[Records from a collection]
——————————
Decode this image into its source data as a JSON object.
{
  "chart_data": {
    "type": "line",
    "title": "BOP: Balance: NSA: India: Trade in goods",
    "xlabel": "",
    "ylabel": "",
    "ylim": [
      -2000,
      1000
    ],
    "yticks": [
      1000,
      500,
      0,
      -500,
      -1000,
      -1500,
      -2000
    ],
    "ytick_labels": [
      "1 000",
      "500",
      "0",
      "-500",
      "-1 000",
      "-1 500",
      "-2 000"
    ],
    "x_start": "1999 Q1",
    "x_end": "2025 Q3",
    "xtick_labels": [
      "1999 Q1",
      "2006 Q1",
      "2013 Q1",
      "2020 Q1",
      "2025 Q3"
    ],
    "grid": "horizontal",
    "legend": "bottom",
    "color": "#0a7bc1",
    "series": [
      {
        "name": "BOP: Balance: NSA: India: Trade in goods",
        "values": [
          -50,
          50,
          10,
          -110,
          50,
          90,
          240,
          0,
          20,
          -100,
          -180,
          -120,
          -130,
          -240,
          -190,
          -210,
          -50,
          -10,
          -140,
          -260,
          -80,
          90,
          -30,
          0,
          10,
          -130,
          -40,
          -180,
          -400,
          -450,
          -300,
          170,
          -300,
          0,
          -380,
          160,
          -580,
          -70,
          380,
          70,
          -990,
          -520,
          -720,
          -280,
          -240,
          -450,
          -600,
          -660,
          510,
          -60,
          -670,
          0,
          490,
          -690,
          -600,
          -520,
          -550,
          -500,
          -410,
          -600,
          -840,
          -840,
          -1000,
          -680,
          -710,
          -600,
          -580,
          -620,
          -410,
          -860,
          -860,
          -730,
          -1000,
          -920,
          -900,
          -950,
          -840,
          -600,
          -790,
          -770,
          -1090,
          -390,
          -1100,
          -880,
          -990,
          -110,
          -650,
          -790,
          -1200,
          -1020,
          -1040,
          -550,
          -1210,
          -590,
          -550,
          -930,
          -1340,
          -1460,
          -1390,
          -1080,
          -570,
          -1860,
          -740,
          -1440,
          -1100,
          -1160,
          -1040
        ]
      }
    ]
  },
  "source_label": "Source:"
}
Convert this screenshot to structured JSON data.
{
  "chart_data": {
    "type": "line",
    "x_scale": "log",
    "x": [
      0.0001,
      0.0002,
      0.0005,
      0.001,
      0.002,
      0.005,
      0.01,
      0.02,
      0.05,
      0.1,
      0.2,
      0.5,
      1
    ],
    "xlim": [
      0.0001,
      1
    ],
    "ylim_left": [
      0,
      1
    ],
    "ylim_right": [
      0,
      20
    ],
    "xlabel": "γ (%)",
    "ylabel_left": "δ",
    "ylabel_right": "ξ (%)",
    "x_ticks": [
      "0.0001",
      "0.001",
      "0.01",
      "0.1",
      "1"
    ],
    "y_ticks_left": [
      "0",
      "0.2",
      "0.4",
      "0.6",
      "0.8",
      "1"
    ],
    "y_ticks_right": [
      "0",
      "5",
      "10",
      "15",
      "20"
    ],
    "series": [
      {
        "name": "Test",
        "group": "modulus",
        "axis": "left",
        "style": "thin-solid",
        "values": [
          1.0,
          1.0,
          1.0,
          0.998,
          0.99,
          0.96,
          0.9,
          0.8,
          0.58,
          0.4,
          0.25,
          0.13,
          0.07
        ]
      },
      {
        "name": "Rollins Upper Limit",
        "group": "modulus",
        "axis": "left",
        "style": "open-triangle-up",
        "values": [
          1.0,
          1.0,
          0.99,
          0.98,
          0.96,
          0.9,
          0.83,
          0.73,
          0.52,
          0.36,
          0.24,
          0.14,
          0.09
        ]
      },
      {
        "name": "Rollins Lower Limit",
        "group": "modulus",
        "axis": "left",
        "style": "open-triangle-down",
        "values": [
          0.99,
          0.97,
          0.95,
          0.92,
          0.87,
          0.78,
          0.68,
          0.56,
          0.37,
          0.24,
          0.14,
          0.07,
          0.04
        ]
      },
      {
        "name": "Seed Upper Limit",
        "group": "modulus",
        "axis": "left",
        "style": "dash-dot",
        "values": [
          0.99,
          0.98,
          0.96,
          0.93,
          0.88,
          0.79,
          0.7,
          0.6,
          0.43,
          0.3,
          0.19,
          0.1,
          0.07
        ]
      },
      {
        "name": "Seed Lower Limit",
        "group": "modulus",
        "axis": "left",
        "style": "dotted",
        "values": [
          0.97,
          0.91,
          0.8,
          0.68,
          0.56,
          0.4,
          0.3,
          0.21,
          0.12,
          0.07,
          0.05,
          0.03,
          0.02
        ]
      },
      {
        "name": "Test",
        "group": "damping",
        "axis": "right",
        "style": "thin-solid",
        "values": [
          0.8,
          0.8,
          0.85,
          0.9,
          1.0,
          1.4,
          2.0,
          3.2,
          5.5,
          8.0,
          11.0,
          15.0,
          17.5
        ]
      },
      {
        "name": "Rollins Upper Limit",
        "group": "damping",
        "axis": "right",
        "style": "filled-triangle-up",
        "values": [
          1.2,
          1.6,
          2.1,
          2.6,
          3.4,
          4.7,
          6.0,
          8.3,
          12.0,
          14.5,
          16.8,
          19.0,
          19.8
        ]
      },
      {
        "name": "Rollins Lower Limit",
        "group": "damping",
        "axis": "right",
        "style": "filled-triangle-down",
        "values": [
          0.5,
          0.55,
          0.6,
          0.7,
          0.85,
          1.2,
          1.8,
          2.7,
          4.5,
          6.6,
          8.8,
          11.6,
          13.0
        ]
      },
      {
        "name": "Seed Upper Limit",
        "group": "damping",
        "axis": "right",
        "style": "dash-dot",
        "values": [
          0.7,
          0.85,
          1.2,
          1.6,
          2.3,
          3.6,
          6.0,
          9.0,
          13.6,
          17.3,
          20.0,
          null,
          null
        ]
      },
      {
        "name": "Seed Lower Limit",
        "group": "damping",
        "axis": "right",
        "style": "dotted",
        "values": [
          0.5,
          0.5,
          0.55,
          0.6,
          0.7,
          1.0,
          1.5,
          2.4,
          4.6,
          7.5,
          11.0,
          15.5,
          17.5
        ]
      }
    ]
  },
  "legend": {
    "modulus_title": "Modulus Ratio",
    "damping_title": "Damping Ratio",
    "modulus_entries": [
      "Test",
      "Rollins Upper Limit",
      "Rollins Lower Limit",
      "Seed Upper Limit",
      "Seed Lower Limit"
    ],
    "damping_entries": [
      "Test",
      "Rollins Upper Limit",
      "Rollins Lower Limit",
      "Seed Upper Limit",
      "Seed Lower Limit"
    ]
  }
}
——————————
## DIRECTION
Identify all lines where the word "goods" shows up. Copy them.

## CORRECT RESPONSE
    "title": "BOP: Balance: NSA: India: Trade in goods",
        "name": "BOP: Balance: NSA: India: Trade in goods",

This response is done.